Given request -
Do not include the pictures; repeat the rest of the data exactly.

The input -
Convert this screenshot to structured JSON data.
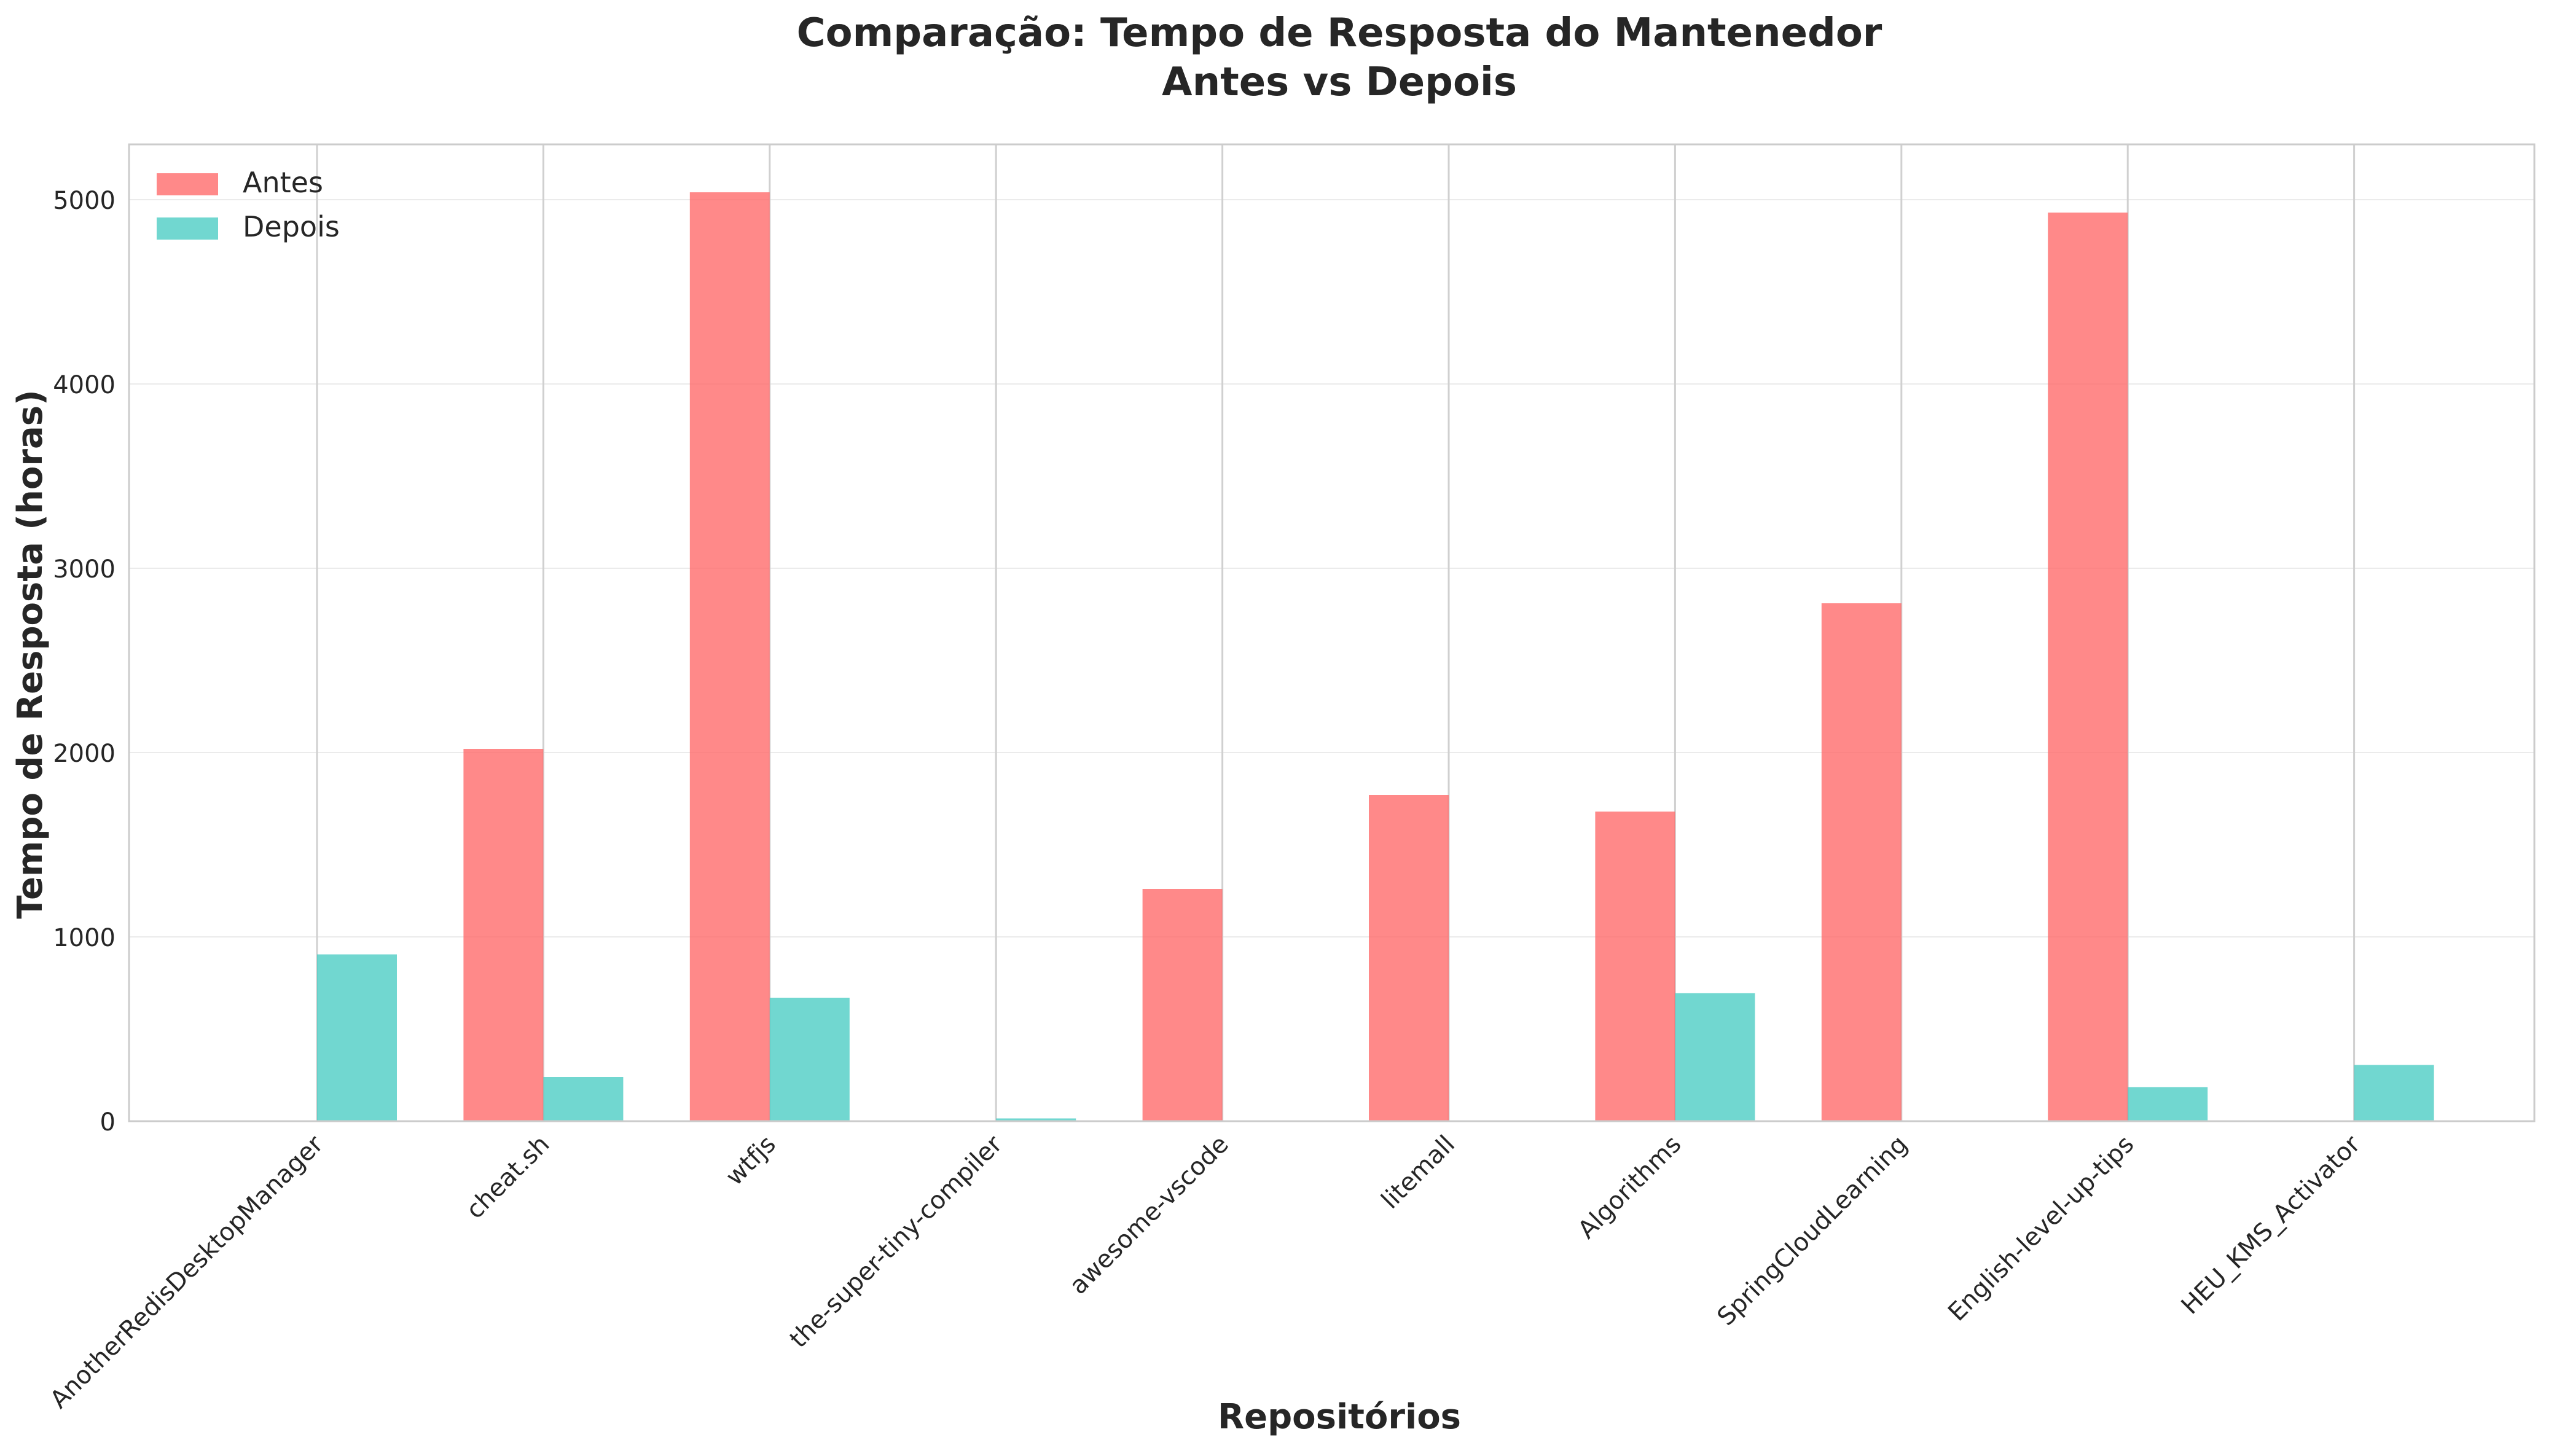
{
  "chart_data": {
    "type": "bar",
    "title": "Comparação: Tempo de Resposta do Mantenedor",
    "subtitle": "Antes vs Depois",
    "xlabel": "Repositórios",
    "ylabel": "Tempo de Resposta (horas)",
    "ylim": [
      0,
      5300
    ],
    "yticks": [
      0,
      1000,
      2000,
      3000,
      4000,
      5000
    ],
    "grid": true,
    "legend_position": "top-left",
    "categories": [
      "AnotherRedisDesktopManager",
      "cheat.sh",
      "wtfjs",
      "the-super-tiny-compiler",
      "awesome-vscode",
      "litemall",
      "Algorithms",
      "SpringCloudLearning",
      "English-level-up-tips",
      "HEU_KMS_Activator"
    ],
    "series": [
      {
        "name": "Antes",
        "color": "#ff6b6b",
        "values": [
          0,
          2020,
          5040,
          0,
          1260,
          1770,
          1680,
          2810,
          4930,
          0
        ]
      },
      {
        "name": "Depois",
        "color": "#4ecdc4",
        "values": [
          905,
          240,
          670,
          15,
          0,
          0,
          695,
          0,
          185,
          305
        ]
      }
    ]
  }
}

Solution to the problem -
Convert this screenshot to structured JSON data.
{
  "chart_data": {
    "type": "bar",
    "title": "Comparação: Tempo de Resposta do Mantenedor",
    "subtitle": "Antes vs Depois",
    "xlabel": "Repositórios",
    "ylabel": "Tempo de Resposta (horas)",
    "ylim": [
      0,
      5300
    ],
    "yticks": [
      0,
      1000,
      2000,
      3000,
      4000,
      5000
    ],
    "grid": true,
    "legend_position": "top-left",
    "categories": [
      "AnotherRedisDesktopManager",
      "cheat.sh",
      "wtfjs",
      "the-super-tiny-compiler",
      "awesome-vscode",
      "litemall",
      "Algorithms",
      "SpringCloudLearning",
      "English-level-up-tips",
      "HEU_KMS_Activator"
    ],
    "series": [
      {
        "name": "Antes",
        "color": "#ff6b6b",
        "values": [
          0,
          2020,
          5040,
          0,
          1260,
          1770,
          1680,
          2810,
          4930,
          0
        ]
      },
      {
        "name": "Depois",
        "color": "#4ecdc4",
        "values": [
          905,
          240,
          670,
          15,
          0,
          0,
          695,
          0,
          185,
          305
        ]
      }
    ]
  }
}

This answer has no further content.